*** Opening Exercise text ***
Time to heal school damage
Tue, 10/31/2006
Regarding the Oct. 18 school board meeting and the concerns about the conduct and results of that meeting: First, we thank the school board for doing the right thing and voting "no" to a seriously flawed proposal for school consolidations/closure. We believe the School Board would have rejected the superintendent's proposal because it was advanced without taking the time to clearly understand the very complex and difficult transitions required, without enough consideration of the implications of the recommendations, and without enough time or dialogue with the affected communities. It was an ambitious timeline that could not work effectively without serious impact on student achievement and academic excellence.
We want to be clear that parents of Phase 2-affected schools did not take part in the more extreme displays of public protest that evening. Furthermore, we believe the board did not "back down" and vote capriciously because of the extreme actions of a few, but on the contrary, showed great leadership by not wasting the time and energy of all parties involved with two more weeks of public testimony when it knew that there were not enough votes to pass this round of recommendations. If you listen carefully to board members' comments that evening, many of those that voted to table the proposal made specific reference to the quality and appropriateness of the proposal itself as the rationale for their vote.
*** Closing Exercise text ***
Using the information>
1 > Rewrite the letter about the school board vote, beginning at the words "We want to be" and stopping after "for their vote.", and switch "public testimony" to "community input".
2 > Resume the letter about the school board vote from the point where it stops.
*** Opening Supplied entries ***
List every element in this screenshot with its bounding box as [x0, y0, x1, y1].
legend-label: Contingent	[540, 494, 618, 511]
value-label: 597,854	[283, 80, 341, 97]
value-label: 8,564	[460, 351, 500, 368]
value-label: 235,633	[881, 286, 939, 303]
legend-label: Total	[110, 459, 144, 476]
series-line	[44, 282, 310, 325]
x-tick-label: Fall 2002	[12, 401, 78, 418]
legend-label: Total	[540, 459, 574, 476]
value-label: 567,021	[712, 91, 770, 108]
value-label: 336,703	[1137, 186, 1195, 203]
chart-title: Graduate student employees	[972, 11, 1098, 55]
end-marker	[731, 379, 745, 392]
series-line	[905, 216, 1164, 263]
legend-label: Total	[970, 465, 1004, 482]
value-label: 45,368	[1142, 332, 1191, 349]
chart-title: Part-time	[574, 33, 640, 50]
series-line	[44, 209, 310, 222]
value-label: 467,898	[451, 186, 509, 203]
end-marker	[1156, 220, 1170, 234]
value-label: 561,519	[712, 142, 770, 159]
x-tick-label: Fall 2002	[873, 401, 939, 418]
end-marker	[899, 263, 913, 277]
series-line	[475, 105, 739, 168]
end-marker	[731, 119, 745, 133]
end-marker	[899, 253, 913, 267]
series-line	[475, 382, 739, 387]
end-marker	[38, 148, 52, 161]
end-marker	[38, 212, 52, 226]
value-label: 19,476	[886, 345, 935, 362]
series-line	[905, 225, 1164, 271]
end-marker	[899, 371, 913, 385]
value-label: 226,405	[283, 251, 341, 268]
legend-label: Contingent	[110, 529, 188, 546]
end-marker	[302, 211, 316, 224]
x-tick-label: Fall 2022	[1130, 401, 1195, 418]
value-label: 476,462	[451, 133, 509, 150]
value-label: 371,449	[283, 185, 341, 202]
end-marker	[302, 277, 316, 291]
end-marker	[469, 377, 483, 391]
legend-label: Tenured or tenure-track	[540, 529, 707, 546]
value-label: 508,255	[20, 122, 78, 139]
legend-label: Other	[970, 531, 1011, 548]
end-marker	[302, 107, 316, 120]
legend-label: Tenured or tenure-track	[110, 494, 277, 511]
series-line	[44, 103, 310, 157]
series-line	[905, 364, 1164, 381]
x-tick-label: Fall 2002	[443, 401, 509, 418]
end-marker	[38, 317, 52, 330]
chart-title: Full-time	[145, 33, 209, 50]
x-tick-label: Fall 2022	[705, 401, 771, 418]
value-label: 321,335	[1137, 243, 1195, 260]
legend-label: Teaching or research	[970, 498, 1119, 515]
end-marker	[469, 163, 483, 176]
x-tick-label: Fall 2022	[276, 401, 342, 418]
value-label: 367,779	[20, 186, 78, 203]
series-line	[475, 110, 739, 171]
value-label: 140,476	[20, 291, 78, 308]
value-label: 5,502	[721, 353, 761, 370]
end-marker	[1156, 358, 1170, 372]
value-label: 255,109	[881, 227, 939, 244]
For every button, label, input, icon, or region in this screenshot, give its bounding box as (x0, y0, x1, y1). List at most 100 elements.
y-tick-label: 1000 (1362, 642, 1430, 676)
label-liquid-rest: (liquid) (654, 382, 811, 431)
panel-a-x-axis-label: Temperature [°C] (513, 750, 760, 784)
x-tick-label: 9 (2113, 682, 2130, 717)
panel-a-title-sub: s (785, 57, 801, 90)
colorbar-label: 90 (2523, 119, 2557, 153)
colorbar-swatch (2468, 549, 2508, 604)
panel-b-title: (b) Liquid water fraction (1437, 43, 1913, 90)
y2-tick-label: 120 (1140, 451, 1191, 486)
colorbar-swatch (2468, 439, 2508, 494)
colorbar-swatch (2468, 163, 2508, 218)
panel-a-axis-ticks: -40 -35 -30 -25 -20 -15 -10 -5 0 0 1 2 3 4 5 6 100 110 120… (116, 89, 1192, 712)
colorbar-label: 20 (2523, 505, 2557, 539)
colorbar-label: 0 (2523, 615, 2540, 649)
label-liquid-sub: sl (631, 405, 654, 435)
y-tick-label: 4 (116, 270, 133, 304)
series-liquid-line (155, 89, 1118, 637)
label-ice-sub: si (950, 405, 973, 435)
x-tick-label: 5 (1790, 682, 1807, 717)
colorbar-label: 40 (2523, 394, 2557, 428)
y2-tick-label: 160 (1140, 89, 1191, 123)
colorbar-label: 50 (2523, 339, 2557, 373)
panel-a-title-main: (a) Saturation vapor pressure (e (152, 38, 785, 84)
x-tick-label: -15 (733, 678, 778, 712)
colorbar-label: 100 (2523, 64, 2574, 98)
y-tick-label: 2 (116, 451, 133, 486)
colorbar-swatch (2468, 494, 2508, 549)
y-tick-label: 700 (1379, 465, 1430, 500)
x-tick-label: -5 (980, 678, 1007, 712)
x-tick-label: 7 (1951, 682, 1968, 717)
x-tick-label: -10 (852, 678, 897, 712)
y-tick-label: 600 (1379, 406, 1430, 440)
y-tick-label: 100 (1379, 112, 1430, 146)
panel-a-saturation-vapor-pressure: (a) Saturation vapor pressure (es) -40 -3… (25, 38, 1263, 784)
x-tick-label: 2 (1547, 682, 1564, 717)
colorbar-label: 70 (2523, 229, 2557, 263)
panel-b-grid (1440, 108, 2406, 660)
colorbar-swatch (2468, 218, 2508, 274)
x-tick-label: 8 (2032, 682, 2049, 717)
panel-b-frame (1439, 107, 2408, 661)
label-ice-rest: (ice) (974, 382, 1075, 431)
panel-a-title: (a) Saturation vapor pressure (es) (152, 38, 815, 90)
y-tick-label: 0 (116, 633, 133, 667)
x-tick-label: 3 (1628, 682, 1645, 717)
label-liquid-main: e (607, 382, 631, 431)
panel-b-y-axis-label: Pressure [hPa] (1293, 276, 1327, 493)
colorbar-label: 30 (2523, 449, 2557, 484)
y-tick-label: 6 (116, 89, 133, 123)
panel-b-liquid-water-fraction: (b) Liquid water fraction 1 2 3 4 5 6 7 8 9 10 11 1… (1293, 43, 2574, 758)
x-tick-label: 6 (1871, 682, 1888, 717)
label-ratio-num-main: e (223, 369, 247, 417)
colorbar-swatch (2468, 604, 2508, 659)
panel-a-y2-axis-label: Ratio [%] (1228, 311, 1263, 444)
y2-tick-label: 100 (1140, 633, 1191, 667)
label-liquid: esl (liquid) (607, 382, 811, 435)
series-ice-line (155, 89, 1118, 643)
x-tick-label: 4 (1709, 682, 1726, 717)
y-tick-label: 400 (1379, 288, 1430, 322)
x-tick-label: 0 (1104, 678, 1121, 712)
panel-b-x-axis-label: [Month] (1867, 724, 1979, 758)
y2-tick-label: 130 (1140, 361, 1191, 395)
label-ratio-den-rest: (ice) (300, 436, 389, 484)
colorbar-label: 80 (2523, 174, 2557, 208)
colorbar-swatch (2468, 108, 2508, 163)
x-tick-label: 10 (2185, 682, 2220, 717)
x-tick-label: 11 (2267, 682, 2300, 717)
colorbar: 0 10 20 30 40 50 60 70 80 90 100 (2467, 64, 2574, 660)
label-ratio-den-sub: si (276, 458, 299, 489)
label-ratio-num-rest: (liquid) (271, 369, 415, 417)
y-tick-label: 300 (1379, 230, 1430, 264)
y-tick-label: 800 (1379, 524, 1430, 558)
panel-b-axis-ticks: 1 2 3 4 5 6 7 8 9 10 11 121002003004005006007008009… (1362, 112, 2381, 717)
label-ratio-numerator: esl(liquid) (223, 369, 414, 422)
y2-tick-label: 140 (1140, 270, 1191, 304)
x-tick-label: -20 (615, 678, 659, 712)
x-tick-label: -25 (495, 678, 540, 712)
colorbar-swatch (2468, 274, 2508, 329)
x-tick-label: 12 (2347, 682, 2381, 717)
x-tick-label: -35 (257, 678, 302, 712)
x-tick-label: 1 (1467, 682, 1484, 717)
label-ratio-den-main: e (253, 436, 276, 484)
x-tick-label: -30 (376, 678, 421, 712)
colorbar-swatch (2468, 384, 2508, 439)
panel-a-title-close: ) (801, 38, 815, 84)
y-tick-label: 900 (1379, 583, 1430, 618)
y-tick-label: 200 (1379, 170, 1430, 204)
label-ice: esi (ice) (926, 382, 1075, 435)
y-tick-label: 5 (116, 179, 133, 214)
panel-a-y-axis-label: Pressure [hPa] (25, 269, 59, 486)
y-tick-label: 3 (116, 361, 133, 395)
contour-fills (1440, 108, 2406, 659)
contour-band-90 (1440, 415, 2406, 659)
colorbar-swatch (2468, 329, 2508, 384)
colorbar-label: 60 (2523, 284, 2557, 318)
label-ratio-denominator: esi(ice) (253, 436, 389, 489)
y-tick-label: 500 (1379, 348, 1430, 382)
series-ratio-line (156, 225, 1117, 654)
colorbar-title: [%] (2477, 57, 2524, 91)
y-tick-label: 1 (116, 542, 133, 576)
*** Closing Supplied entries ***
Answers by task>
1 >
We want to be clear that parents of Phase 2-affected schools did not take part in the more extreme displays of public protest that evening. Furthermore, we believe the board did not "back down" and vote capriciously because of the extreme actions of a few, but on the contrary, showed great leadership by not wasting the time and energy of all parties involved with two more weeks of community input when it knew that there were not enough votes to pass this round of recommendations. If you listen carefully to board members' comments that evening, many of those that voted to table the proposal made specific reference to the quality and appropriateness of the proposal itself as the rationale for their vote.

2 >
We agree that it is not acceptable to stoop to personal attacks, public humiliation, name calling, and racial epitaphs - ever. We collectively must set up a system to deal with these complex issues where the boundaries and expectations are clear and people can be respectfully heard (all sides). It is important that people express the deep concern and sense of disrespect or injustice that they may be experiencing; we believe people should speak out passionately, and even angrily at times, for what they believe. This doesn't mean that we have to agree, disagreement is not a bad thing, but we have to have the decency to listen to one another for understanding. This sounds like something called dialogue - something that the current public hearing format cannot provide.
In addition, we lament that instead of spending press time on thoughtful analysis of the Phase 2 recommendations or board actions, the press has continually used the more extreme displays of a few individuals, in no way related to the communities involved in Phase 2, to characterize the overall process. By doing so you disregard and minimize the countless hours of research, deliberation, constructive and creative thinking and articulate public testimony the communities have engaged in throughout this process. It is insulting and portrays an inaccurate picture to the greater public. Please do some in-depth research and reporting so that your readership gets an accurate view of how this process has unfolded since the spring of this year.
We will all need some time and distance from this before we can repair/heal the damage and move forward productively. We believe all of the different stakeholders are already working on ways to improve analysis and decision-making and to enhance communication to tackle these very complex, tough, and necessary actions. Our children are watching.